*Assignment:* Pick every line out of the entries below that holds the string "things", and report them.

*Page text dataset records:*
◇ ◇ ◇

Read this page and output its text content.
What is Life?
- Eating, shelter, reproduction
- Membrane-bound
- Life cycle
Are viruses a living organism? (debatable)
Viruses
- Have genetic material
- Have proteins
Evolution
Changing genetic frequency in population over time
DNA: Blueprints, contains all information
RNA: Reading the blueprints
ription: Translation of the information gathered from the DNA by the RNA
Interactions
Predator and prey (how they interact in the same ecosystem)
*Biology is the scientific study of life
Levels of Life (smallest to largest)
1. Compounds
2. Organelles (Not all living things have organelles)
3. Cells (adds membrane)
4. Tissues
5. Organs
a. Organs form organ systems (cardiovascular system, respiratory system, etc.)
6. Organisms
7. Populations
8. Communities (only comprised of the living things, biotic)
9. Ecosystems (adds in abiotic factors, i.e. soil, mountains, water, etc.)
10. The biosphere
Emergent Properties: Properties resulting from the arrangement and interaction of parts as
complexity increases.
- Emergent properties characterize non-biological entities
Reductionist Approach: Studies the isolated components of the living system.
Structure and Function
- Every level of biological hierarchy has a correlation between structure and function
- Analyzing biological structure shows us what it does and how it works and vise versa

◇ ◇ ◇

*Response box:*
2. Organelles (Not all living things have organelles)
8. Communities (only comprised of the living things, biotic)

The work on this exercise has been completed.